## START Material for the task
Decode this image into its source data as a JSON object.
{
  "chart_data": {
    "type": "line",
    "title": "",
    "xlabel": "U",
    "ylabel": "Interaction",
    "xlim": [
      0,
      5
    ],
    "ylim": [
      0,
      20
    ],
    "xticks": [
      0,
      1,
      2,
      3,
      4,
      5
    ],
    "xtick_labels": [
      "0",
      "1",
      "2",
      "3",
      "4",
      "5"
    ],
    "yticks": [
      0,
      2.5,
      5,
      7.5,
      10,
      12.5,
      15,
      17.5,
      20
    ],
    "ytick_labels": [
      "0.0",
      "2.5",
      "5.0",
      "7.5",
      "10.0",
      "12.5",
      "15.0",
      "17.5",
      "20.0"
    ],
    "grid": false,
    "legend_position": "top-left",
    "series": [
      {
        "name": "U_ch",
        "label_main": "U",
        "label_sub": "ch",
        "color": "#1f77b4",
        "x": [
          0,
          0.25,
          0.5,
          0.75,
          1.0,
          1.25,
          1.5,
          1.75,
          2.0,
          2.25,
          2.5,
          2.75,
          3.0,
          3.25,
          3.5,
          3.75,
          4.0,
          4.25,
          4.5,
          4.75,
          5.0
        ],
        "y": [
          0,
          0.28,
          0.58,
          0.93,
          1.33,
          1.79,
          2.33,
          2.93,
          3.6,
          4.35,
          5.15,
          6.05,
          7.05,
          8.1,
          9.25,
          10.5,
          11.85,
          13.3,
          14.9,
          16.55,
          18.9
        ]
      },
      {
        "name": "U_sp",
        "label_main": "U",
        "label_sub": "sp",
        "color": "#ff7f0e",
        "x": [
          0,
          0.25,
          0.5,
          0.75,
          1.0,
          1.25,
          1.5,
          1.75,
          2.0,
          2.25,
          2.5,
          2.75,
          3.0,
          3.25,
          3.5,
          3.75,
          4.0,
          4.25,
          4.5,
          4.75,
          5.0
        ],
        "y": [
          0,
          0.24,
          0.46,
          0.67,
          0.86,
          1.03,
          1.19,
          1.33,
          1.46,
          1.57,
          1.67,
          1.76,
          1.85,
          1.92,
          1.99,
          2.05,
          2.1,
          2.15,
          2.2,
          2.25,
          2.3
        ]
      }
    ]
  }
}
## END Material for the task
▸ **Exercise brief**
Copy every record above exactly as it appears.

▸ **Task output**
Decode this image into its source data as a JSON object.
{
  "chart_data": {
    "type": "line",
    "title": "",
    "xlabel": "U",
    "ylabel": "Interaction",
    "xlim": [
      0,
      5
    ],
    "ylim": [
      0,
      20
    ],
    "xticks": [
      0,
      1,
      2,
      3,
      4,
      5
    ],
    "xtick_labels": [
      "0",
      "1",
      "2",
      "3",
      "4",
      "5"
    ],
    "yticks": [
      0,
      2.5,
      5,
      7.5,
      10,
      12.5,
      15,
      17.5,
      20
    ],
    "ytick_labels": [
      "0.0",
      "2.5",
      "5.0",
      "7.5",
      "10.0",
      "12.5",
      "15.0",
      "17.5",
      "20.0"
    ],
    "grid": false,
    "legend_position": "top-left",
    "series": [
      {
        "name": "U_ch",
        "label_main": "U",
        "label_sub": "ch",
        "color": "#1f77b4",
        "x": [
          0,
          0.25,
          0.5,
          0.75,
          1.0,
          1.25,
          1.5,
          1.75,
          2.0,
          2.25,
          2.5,
          2.75,
          3.0,
          3.25,
          3.5,
          3.75,
          4.0,
          4.25,
          4.5,
          4.75,
          5.0
        ],
        "y": [
          0,
          0.28,
          0.58,
          0.93,
          1.33,
          1.79,
          2.33,
          2.93,
          3.6,
          4.35,
          5.15,
          6.05,
          7.05,
          8.1,
          9.25,
          10.5,
          11.85,
          13.3,
          14.9,
          16.55,
          18.9
        ]
      },
      {
        "name": "U_sp",
        "label_main": "U",
        "label_sub": "sp",
        "color": "#ff7f0e",
        "x": [
          0,
          0.25,
          0.5,
          0.75,
          1.0,
          1.25,
          1.5,
          1.75,
          2.0,
          2.25,
          2.5,
          2.75,
          3.0,
          3.25,
          3.5,
          3.75,
          4.0,
          4.25,
          4.5,
          4.75,
          5.0
        ],
        "y": [
          0,
          0.24,
          0.46,
          0.67,
          0.86,
          1.03,
          1.19,
          1.33,
          1.46,
          1.57,
          1.67,
          1.76,
          1.85,
          1.92,
          1.99,
          2.05,
          2.1,
          2.15,
          2.2,
          2.25,
          2.3
        ]
      }
    ]
  }
}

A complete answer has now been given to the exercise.